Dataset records
= = = = = = =
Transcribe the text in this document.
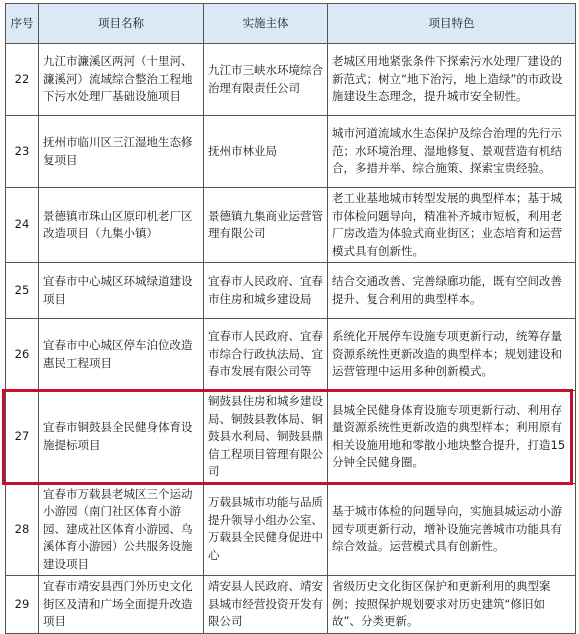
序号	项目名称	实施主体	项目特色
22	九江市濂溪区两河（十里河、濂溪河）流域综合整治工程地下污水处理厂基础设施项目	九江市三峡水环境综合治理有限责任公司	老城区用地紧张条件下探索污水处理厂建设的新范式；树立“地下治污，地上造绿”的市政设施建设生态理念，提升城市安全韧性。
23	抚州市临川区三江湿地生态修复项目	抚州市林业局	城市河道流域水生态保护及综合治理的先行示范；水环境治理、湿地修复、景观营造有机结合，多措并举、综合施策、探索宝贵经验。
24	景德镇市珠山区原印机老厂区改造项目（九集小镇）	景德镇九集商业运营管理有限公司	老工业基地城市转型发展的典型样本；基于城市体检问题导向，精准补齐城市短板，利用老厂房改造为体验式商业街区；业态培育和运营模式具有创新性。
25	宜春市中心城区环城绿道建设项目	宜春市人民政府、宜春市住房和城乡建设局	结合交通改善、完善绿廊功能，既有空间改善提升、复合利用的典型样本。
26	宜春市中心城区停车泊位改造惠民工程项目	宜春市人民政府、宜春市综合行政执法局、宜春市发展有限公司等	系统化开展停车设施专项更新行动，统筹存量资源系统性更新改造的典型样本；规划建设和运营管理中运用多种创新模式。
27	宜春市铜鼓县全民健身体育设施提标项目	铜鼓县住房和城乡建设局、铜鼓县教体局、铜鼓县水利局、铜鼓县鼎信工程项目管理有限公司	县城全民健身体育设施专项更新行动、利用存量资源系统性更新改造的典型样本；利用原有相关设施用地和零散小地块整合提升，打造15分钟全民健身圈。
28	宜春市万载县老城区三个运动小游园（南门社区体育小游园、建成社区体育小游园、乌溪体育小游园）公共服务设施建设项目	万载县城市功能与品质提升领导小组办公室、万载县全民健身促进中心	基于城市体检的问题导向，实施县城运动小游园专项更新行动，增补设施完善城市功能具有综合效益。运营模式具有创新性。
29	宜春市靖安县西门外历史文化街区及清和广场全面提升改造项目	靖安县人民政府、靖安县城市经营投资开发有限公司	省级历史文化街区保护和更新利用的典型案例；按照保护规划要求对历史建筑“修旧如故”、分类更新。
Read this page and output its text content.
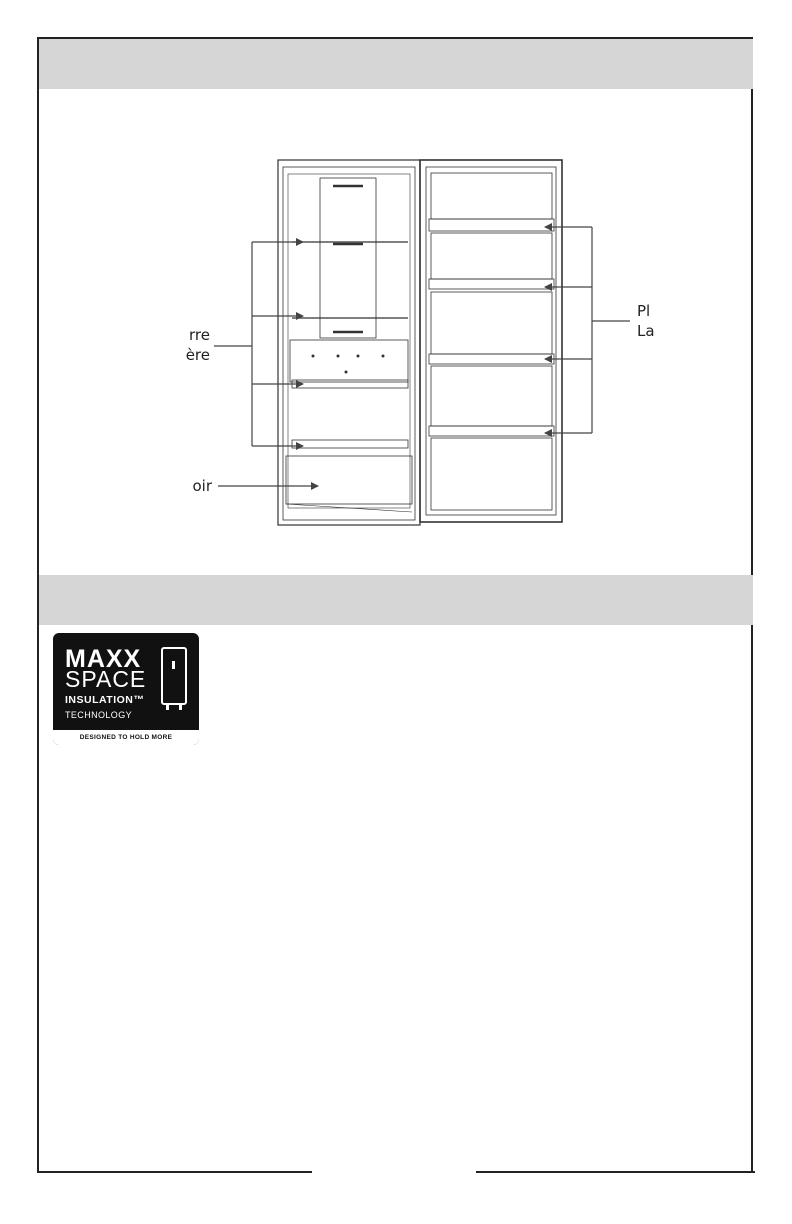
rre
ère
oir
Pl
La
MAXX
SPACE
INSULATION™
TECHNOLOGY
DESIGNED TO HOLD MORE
= = = = = = =
◆ **Exercise objective**
Repeat each entry precisely as it appears. Leave the pictures out.

◆ **Solution to the exercise**
Transcribe the text in this document.
序号	项目名称	实施主体	项目特色
22	九江市濂溪区两河（十里河、濂溪河）流域综合整治工程地下污水处理厂基础设施项目	九江市三峡水环境综合治理有限责任公司	老城区用地紧张条件下探索污水处理厂建设的新范式；树立“地下治污，地上造绿”的市政设施建设生态理念，提升城市安全韧性。
23	抚州市临川区三江湿地生态修复项目	抚州市林业局	城市河道流域水生态保护及综合治理的先行示范；水环境治理、湿地修复、景观营造有机结合，多措并举、综合施策、探索宝贵经验。
24	景德镇市珠山区原印机老厂区改造项目（九集小镇）	景德镇九集商业运营管理有限公司	老工业基地城市转型发展的典型样本；基于城市体检问题导向，精准补齐城市短板，利用老厂房改造为体验式商业街区；业态培育和运营模式具有创新性。
25	宜春市中心城区环城绿道建设项目	宜春市人民政府、宜春市住房和城乡建设局	结合交通改善、完善绿廊功能，既有空间改善提升、复合利用的典型样本。
26	宜春市中心城区停车泊位改造惠民工程项目	宜春市人民政府、宜春市综合行政执法局、宜春市发展有限公司等	系统化开展停车设施专项更新行动，统筹存量资源系统性更新改造的典型样本；规划建设和运营管理中运用多种创新模式。
27	宜春市铜鼓县全民健身体育设施提标项目	铜鼓县住房和城乡建设局、铜鼓县教体局、铜鼓县水利局、铜鼓县鼎信工程项目管理有限公司	县城全民健身体育设施专项更新行动、利用存量资源系统性更新改造的典型样本；利用原有相关设施用地和零散小地块整合提升，打造15分钟全民健身圈。
28	宜春市万载县老城区三个运动小游园（南门社区体育小游园、建成社区体育小游园、乌溪体育小游园）公共服务设施建设项目	万载县城市功能与品质提升领导小组办公室、万载县全民健身促进中心	基于城市体检的问题导向，实施县城运动小游园专项更新行动，增补设施完善城市功能具有综合效益。运营模式具有创新性。
29	宜春市靖安县西门外历史文化街区及清和广场全面提升改造项目	靖安县人民政府、靖安县城市经营投资开发有限公司	省级历史文化街区保护和更新利用的典型案例；按照保护规划要求对历史建筑“修旧如故”、分类更新。
Read this page and output its text content.
rre
ère
oir
Pl
La
MAXX
SPACE
INSULATION™
TECHNOLOGY
DESIGNED TO HOLD MORE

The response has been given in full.